--- Required task ---
Set down each line of the material that follows, exactly, with no pictures.

--- Entries ---
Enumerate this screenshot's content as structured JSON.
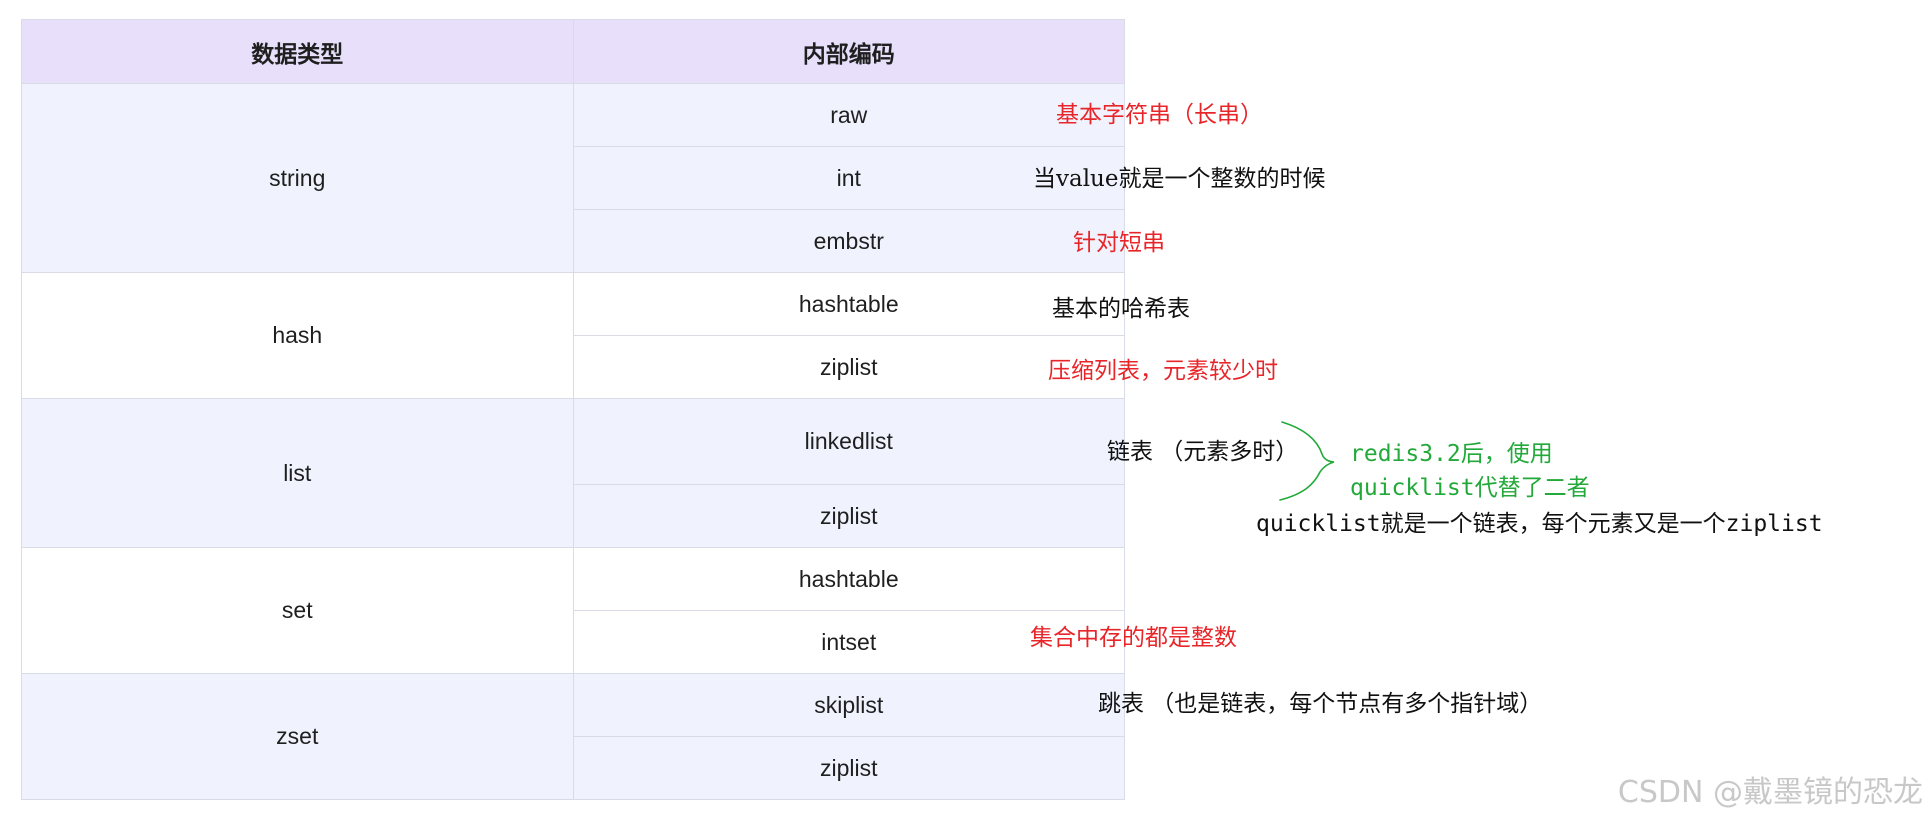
{
  "table": {
    "headers": [
      "数据类型",
      "内部编码"
    ],
    "groups": [
      {
        "type": "string",
        "encodings": [
          "raw",
          "int",
          "embstr"
        ]
      },
      {
        "type": "hash",
        "encodings": [
          "hashtable",
          "ziplist"
        ]
      },
      {
        "type": "list",
        "encodings": [
          "linkedlist",
          "ziplist"
        ]
      },
      {
        "type": "set",
        "encodings": [
          "hashtable",
          "intset"
        ]
      },
      {
        "type": "zset",
        "encodings": [
          "skiplist",
          "ziplist"
        ]
      }
    ]
  },
  "annotations": {
    "raw": "基本字符串（长串）",
    "int": "当value就是一个整数的时候",
    "embstr": "针对短串",
    "hashtable": "基本的哈希表",
    "hash_ziplist": "压缩列表，元素较少时",
    "linkedlist": "链表 （元素多时）",
    "quicklist_line1": "redis3.2后，使用",
    "quicklist_line2": "quicklist代替了二者",
    "quicklist_desc": "quicklist就是一个链表，每个元素又是一个ziplist",
    "intset": "集合中存的都是整数",
    "skiplist": "跳表 （也是链表，每个节点有多个指针域）"
  },
  "colors": {
    "header_bg": "#e8e0fb",
    "shaded_row_bg": "#f0f3fe",
    "annotation_red": "#e8262a",
    "annotation_green": "#22a93a"
  },
  "watermark": "CSDN @戴墨镜的恐龙"
}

--- The reply ---
Enumerate this screenshot's content as structured JSON.
{
  "table": {
    "headers": [
      "数据类型",
      "内部编码"
    ],
    "groups": [
      {
        "type": "string",
        "encodings": [
          "raw",
          "int",
          "embstr"
        ]
      },
      {
        "type": "hash",
        "encodings": [
          "hashtable",
          "ziplist"
        ]
      },
      {
        "type": "list",
        "encodings": [
          "linkedlist",
          "ziplist"
        ]
      },
      {
        "type": "set",
        "encodings": [
          "hashtable",
          "intset"
        ]
      },
      {
        "type": "zset",
        "encodings": [
          "skiplist",
          "ziplist"
        ]
      }
    ]
  },
  "annotations": {
    "raw": "基本字符串（长串）",
    "int": "当value就是一个整数的时候",
    "embstr": "针对短串",
    "hashtable": "基本的哈希表",
    "hash_ziplist": "压缩列表，元素较少时",
    "linkedlist": "链表 （元素多时）",
    "quicklist_line1": "redis3.2后，使用",
    "quicklist_line2": "quicklist代替了二者",
    "quicklist_desc": "quicklist就是一个链表，每个元素又是一个ziplist",
    "intset": "集合中存的都是整数",
    "skiplist": "跳表 （也是链表，每个节点有多个指针域）"
  },
  "colors": {
    "header_bg": "#e8e0fb",
    "shaded_row_bg": "#f0f3fe",
    "annotation_red": "#e8262a",
    "annotation_green": "#22a93a"
  },
  "watermark": "CSDN @戴墨镜的恐龙"
}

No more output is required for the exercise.